GIVEN PROBLEM
Find the string "Knee" in the entries and copy each line that has it.

PROVIDED DATA
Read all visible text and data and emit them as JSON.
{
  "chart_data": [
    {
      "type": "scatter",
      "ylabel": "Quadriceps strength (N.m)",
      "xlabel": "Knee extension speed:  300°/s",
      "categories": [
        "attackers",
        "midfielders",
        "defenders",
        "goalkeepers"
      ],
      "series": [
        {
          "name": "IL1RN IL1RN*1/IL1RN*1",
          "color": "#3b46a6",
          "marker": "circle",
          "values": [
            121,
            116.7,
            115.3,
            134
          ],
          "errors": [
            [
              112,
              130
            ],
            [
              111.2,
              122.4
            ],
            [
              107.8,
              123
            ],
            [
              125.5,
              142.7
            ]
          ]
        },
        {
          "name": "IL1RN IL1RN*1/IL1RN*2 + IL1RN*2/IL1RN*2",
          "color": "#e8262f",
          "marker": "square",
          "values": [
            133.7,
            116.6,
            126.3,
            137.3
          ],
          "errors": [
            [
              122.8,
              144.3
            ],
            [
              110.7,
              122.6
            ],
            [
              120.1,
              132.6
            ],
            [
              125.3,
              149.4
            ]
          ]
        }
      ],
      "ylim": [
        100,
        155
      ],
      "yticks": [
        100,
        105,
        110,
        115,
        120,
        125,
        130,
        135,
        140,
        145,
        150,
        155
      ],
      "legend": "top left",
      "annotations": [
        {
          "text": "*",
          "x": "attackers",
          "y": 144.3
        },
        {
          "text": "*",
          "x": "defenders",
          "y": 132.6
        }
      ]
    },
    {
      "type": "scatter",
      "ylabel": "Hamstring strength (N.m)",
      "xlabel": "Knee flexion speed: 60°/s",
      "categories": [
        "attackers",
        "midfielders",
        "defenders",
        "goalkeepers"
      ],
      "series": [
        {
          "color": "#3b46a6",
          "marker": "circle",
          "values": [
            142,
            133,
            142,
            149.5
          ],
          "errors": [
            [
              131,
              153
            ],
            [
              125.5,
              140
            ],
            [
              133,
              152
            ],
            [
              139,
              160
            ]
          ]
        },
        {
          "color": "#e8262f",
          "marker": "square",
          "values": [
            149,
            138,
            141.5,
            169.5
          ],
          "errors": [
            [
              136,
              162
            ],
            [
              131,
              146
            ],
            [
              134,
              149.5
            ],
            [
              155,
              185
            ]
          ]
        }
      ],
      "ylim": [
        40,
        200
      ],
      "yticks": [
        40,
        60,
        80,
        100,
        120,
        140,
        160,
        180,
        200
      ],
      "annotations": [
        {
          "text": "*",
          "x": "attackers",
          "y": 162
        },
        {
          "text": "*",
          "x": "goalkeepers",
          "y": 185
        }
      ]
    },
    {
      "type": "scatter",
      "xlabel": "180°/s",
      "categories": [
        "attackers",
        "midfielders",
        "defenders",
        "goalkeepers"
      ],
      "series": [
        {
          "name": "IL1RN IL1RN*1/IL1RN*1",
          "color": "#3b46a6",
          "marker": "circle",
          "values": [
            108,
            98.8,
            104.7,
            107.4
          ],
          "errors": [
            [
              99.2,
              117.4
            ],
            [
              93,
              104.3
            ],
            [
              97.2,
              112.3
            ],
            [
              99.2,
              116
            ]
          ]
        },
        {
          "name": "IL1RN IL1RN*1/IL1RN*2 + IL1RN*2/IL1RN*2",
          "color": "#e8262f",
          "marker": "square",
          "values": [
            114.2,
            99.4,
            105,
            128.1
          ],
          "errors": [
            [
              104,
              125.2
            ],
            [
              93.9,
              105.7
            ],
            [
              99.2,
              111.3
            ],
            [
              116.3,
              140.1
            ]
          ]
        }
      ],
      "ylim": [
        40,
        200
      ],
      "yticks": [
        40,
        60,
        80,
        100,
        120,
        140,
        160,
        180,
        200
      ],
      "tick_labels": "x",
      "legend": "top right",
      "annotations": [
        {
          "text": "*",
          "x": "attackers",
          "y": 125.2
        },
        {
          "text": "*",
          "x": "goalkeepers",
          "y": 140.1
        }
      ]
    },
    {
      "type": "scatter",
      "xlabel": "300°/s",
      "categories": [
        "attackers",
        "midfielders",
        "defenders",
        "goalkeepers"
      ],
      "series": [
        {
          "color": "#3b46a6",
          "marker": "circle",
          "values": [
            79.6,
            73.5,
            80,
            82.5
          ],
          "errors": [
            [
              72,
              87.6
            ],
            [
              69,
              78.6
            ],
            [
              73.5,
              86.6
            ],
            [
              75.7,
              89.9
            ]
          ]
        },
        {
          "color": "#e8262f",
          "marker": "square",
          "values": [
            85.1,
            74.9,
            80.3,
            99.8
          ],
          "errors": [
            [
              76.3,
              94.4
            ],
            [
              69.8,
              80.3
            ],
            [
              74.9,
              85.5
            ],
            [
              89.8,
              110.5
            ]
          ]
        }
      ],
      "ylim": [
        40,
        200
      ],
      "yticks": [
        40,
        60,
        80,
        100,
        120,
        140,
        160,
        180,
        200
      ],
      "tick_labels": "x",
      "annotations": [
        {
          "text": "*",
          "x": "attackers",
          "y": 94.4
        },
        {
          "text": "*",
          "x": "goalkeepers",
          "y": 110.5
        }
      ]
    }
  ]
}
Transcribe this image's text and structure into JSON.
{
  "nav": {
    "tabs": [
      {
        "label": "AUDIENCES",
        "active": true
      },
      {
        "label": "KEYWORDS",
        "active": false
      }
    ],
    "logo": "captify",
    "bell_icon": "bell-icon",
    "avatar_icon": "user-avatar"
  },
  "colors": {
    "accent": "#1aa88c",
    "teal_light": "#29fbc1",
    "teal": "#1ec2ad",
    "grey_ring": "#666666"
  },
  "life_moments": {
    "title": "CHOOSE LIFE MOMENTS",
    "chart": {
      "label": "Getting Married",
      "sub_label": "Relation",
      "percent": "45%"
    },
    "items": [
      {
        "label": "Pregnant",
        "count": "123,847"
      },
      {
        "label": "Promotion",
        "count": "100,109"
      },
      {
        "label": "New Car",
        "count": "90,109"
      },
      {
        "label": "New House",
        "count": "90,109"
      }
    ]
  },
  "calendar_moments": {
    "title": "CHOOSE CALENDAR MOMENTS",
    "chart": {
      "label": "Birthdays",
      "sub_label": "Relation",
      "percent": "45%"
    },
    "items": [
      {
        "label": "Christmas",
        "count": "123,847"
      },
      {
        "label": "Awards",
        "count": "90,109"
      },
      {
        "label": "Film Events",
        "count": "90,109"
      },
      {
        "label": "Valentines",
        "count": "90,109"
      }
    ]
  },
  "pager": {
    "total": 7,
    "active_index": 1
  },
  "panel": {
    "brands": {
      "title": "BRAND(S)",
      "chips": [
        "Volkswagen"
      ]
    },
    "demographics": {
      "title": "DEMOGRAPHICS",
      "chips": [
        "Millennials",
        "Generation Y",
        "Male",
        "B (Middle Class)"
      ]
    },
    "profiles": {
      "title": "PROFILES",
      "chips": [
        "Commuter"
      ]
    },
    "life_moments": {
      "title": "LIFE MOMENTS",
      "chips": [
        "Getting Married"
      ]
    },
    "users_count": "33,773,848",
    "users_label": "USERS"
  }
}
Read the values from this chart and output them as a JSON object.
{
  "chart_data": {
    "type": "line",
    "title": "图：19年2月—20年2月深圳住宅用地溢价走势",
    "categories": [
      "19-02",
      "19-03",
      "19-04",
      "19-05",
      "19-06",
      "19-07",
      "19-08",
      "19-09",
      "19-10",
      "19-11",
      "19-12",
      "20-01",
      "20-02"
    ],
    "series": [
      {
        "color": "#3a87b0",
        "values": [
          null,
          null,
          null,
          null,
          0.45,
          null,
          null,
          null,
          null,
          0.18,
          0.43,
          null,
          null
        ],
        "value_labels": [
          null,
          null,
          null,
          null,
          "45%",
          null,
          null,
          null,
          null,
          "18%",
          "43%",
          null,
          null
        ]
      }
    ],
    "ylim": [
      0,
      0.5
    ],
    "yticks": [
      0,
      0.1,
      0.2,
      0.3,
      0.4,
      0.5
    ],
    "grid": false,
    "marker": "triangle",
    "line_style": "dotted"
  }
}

FINISHED EXERCISE
      "xlabel": "Knee extension speed:  300°/s",
      "xlabel": "Knee flexion speed: 60°/s",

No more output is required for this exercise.